### Set exercise
Please find all lines in the data that hold the string "this" and copy them.

### Records to process
*-*-*

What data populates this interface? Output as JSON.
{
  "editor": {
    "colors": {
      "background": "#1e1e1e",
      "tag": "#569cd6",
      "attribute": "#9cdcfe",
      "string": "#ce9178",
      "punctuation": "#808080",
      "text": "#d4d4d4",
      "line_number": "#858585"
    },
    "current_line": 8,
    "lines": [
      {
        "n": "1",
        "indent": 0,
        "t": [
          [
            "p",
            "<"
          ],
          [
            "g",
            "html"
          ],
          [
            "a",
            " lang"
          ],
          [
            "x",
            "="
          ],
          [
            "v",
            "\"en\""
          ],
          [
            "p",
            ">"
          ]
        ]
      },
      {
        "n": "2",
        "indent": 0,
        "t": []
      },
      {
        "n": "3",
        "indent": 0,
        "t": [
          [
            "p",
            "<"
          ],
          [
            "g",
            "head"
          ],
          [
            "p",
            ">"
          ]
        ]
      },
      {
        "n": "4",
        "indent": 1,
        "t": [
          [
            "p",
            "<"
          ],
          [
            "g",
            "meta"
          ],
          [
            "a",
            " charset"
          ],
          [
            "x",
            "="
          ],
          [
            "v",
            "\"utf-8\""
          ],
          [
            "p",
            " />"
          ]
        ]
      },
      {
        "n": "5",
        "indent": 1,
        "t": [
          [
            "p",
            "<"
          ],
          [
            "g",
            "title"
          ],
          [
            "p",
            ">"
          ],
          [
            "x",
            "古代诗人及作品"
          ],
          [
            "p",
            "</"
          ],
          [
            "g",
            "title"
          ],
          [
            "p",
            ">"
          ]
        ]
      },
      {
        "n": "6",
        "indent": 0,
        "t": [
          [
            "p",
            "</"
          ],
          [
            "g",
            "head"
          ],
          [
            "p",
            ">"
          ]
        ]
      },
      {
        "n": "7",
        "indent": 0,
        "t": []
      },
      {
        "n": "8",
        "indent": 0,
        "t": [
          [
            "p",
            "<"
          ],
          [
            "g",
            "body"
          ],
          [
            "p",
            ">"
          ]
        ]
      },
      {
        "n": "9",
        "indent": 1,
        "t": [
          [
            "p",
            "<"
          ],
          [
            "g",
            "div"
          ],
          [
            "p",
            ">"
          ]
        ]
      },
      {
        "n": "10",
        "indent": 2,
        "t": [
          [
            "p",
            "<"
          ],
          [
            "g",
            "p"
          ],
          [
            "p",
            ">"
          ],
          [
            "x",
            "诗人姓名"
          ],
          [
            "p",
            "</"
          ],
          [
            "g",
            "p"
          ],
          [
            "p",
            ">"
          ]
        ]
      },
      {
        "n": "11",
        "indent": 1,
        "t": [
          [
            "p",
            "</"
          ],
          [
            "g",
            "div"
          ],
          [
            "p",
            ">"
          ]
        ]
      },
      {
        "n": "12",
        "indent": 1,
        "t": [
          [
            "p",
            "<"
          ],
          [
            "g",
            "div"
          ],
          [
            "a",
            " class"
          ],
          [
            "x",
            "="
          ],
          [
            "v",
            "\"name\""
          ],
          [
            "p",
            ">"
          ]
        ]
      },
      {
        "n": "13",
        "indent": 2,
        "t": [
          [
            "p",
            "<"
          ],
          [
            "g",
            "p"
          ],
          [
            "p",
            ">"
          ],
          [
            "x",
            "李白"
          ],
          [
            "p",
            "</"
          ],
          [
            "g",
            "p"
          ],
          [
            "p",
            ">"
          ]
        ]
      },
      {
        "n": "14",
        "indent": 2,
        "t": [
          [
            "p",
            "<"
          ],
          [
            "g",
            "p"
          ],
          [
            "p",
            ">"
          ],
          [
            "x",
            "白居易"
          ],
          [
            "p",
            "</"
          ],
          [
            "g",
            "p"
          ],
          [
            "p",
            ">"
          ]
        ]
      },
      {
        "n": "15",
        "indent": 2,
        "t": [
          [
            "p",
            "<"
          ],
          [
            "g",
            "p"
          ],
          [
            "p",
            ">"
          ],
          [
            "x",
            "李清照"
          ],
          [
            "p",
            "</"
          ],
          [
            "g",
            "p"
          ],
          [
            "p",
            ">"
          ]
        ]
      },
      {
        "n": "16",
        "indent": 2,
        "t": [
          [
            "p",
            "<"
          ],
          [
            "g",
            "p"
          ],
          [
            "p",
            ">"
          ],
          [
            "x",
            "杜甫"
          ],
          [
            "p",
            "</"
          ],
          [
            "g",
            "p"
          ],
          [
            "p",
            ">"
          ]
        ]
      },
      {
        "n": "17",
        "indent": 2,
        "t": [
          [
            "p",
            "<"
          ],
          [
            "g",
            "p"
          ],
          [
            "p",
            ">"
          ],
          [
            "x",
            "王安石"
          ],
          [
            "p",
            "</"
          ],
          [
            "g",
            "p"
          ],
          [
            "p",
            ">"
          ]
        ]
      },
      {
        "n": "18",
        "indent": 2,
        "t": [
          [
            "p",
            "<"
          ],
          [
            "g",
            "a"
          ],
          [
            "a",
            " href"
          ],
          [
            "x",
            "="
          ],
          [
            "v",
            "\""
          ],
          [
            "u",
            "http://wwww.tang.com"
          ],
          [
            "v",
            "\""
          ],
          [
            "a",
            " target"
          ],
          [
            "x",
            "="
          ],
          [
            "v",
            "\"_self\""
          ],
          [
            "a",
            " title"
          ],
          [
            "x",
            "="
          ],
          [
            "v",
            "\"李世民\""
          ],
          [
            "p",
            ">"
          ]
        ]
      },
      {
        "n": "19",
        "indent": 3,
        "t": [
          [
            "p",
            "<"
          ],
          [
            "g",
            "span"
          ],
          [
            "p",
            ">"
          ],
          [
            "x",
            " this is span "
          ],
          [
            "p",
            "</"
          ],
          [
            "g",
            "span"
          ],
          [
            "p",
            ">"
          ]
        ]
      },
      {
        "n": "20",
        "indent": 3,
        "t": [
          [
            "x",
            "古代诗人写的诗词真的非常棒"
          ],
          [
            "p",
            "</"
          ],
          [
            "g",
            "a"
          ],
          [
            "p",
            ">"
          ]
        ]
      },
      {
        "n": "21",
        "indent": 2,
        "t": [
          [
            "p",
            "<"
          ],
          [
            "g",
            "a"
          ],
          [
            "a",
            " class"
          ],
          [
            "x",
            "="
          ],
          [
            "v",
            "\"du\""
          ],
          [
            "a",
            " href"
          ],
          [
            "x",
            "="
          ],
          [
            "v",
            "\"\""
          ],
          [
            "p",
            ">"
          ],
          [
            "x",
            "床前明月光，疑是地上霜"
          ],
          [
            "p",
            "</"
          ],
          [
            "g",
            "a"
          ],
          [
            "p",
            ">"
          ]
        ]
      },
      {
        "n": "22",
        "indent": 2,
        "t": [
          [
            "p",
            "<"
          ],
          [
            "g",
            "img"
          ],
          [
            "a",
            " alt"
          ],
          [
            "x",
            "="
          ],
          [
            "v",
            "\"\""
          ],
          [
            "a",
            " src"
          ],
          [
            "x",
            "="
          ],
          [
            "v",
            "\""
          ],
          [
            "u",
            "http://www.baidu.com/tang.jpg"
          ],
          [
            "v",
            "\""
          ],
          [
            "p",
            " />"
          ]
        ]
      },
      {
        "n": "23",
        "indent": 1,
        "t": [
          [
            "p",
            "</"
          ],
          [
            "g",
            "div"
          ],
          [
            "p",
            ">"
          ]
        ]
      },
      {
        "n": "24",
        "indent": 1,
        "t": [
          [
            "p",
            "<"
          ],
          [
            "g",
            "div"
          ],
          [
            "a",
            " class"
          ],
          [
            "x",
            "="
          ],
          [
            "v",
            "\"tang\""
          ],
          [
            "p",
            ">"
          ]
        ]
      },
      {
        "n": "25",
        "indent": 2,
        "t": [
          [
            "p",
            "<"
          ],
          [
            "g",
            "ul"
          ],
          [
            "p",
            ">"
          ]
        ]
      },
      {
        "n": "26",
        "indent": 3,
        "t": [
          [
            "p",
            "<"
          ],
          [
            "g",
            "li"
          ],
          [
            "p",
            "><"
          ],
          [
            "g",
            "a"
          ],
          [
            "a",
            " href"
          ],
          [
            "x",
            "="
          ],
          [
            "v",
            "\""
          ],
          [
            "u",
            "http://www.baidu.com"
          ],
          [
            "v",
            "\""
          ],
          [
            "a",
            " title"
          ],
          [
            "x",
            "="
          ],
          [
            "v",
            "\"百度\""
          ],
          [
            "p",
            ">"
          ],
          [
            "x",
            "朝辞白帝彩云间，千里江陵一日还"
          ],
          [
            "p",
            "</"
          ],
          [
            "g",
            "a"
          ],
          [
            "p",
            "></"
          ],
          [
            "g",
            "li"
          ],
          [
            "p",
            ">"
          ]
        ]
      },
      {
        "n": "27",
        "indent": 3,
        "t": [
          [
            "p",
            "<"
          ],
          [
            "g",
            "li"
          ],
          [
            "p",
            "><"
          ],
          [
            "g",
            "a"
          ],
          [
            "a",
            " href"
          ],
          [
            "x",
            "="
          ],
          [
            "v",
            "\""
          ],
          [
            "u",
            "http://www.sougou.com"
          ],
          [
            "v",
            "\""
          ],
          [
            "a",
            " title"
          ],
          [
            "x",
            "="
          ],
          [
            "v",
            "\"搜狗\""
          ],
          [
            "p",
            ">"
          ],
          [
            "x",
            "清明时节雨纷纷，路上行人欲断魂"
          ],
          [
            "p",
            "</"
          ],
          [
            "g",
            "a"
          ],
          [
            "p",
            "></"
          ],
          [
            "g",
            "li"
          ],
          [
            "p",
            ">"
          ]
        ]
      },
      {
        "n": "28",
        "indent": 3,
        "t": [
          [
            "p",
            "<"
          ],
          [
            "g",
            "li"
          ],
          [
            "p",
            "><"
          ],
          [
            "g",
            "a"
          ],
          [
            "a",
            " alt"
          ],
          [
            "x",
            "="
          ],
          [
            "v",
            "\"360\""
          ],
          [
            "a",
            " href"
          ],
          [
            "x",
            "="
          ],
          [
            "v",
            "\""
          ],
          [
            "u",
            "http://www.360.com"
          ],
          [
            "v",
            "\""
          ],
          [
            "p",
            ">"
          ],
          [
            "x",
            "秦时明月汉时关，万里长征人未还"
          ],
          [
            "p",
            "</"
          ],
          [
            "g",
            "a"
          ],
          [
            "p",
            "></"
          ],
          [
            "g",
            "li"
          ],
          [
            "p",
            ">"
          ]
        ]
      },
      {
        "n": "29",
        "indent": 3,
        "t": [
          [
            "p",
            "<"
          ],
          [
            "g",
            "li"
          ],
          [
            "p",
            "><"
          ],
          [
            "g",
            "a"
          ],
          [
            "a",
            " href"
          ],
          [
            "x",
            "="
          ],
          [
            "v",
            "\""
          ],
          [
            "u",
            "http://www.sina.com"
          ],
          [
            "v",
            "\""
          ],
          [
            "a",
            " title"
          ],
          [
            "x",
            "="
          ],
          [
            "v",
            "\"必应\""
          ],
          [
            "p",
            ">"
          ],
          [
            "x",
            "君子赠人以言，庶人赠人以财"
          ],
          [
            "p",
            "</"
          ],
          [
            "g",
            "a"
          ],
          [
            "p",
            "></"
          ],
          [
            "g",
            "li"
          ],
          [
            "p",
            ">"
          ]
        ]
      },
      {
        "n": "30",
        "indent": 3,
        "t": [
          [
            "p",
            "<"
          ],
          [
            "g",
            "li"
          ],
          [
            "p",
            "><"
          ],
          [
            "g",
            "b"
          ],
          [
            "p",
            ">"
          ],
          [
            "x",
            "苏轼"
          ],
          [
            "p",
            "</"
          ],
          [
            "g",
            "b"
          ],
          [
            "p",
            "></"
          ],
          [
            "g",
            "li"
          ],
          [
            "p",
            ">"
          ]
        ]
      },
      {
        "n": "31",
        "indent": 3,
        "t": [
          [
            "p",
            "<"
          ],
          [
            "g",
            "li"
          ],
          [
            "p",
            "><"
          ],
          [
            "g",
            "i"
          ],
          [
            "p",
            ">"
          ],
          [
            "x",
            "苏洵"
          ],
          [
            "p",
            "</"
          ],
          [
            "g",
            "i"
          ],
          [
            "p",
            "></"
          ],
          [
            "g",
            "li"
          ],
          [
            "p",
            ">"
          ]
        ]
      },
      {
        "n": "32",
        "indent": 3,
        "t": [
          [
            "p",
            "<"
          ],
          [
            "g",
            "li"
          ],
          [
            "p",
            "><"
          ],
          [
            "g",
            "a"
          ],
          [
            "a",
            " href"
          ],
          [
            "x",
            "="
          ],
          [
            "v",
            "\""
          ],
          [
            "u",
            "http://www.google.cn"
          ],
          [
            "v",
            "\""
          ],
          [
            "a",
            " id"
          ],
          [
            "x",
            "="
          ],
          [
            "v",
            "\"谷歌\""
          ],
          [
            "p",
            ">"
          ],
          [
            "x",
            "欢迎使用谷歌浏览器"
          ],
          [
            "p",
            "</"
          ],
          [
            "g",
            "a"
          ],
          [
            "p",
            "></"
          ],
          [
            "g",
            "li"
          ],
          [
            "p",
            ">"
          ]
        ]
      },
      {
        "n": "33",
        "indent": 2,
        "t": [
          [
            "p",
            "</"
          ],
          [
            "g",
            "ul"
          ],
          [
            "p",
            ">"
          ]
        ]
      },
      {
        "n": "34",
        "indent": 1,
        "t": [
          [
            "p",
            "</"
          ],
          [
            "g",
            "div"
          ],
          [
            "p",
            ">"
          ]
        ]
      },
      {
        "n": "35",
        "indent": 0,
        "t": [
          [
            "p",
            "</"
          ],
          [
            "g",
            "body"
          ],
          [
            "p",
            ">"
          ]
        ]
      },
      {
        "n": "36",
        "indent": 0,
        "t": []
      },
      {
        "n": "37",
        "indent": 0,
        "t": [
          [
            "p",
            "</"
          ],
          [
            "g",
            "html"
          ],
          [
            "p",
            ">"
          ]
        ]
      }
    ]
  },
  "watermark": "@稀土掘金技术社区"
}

*-*-*

### Task answer
What data populates this interface? Output as JSON.
            " this is span "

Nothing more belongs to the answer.